Entries from a dataset
******
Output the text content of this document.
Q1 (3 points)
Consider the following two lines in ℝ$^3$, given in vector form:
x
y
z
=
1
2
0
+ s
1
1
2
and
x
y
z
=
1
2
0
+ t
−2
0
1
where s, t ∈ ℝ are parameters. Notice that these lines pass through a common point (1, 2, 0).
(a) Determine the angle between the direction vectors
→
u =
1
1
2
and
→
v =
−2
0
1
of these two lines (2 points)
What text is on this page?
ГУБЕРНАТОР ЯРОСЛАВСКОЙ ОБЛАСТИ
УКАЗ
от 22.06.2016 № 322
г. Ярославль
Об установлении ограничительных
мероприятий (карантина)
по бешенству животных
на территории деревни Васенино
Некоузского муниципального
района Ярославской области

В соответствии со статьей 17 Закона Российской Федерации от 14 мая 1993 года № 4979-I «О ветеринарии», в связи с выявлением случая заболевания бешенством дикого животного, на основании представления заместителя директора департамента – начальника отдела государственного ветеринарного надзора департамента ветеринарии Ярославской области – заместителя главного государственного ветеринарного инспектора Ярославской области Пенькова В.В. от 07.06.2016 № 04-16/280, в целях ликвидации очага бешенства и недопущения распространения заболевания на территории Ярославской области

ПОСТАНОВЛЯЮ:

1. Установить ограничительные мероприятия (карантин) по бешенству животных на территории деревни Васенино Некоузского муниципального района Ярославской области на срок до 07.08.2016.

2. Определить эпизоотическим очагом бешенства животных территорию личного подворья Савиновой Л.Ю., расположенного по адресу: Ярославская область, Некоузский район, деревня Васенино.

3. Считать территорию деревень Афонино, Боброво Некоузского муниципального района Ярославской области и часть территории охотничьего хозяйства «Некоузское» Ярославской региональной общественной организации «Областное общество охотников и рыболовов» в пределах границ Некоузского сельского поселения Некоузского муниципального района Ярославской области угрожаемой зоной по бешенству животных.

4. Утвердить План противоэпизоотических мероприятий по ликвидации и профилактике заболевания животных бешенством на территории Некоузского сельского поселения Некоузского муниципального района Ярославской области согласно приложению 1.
******
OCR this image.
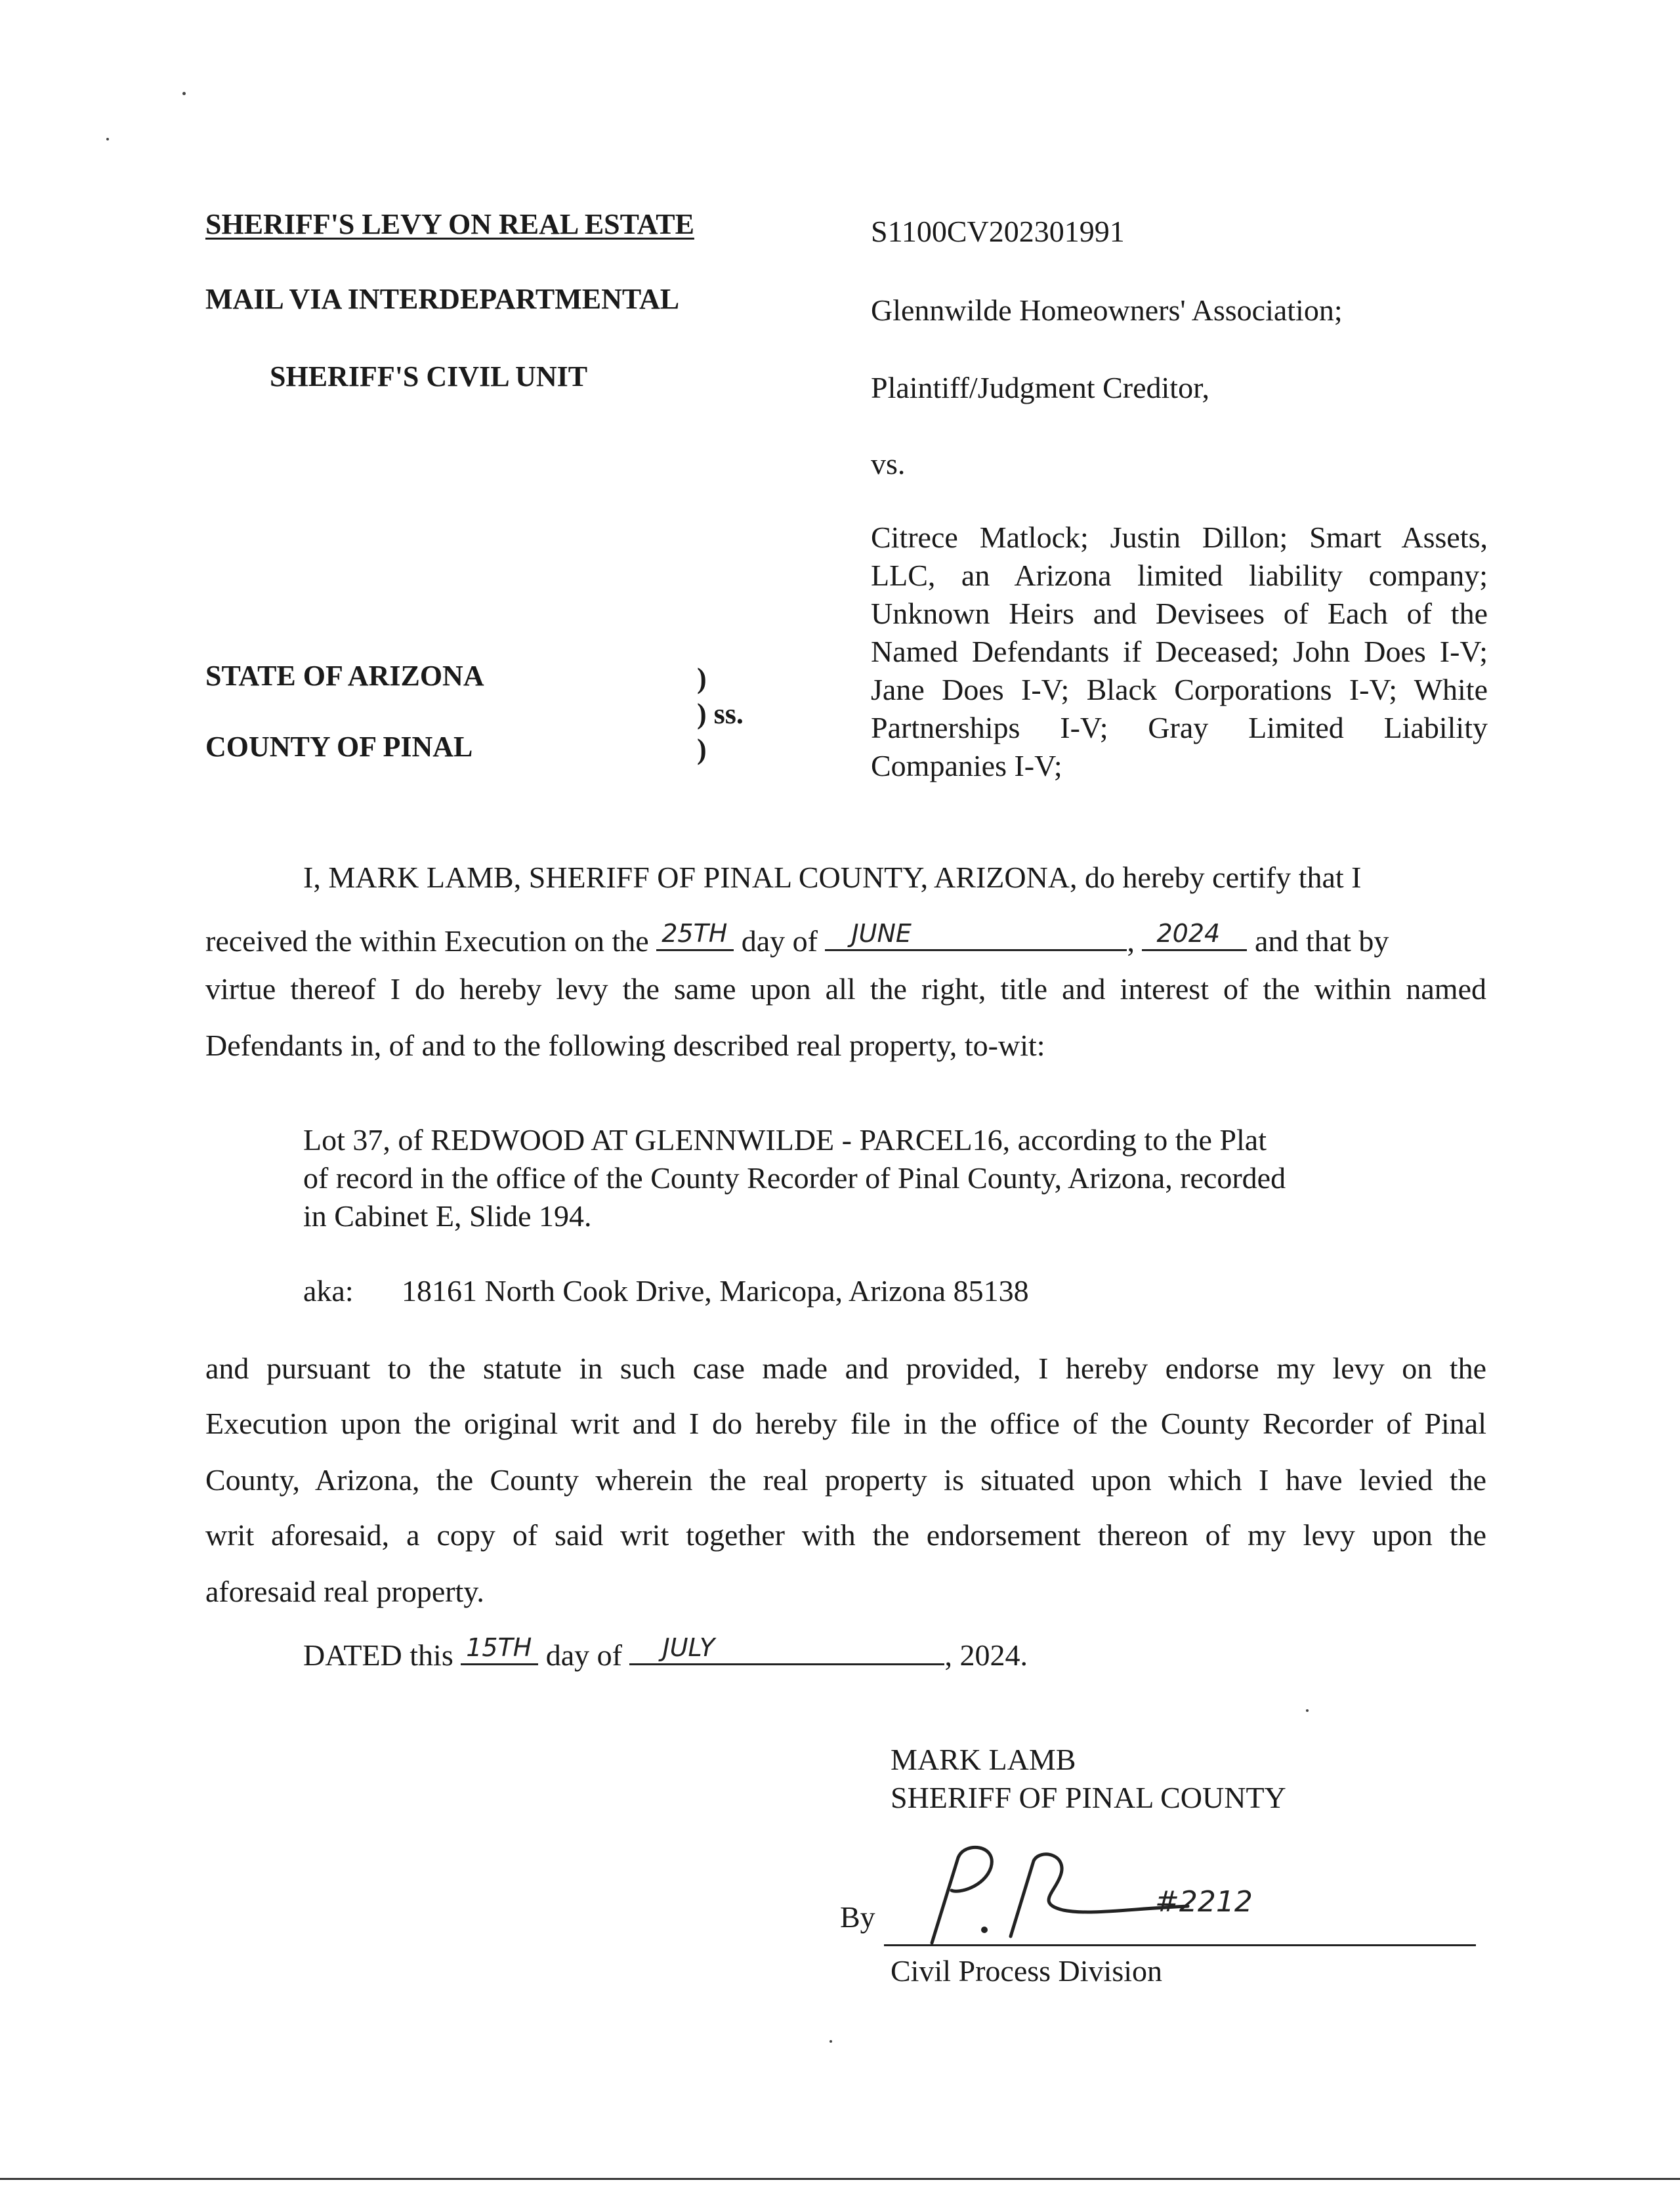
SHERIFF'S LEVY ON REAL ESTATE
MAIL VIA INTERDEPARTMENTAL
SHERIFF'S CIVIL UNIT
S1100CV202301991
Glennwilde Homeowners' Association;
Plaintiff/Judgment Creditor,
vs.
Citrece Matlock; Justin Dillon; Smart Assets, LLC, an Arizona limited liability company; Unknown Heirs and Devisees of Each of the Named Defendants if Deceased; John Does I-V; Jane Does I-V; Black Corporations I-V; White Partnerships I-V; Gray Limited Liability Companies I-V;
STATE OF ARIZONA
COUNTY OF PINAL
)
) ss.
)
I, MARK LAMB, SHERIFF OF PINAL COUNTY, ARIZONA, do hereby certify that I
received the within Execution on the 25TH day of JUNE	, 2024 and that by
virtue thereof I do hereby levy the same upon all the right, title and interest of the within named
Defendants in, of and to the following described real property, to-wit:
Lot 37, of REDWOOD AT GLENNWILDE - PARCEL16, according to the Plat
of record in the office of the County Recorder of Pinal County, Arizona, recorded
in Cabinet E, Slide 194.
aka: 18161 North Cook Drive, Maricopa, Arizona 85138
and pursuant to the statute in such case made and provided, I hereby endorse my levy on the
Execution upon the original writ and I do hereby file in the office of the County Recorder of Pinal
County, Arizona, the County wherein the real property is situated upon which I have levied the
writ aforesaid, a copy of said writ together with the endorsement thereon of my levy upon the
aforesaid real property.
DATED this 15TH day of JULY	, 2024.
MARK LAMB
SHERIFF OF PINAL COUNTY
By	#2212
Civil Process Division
******
### Directive
Show all lines from the records above where the word "поселения" occurs.

### Reply to the task
3. Считать территорию деревень Афонино, Боброво Некоузского муниципального района Ярославской области и часть территории охотничьего хозяйства «Некоузское» Ярославской региональной общественной организации «Областное общество охотников и рыболовов» в пределах границ Некоузского сельского поселения Некоузского муниципального района Ярославской области угрожаемой зоной по бешенству животных.
4. Утвердить План противоэпизоотических мероприятий по ликвидации и профилактике заболевания животных бешенством на территории Некоузского сельского поселения Некоузского муниципального района Ярославской области согласно приложению 1.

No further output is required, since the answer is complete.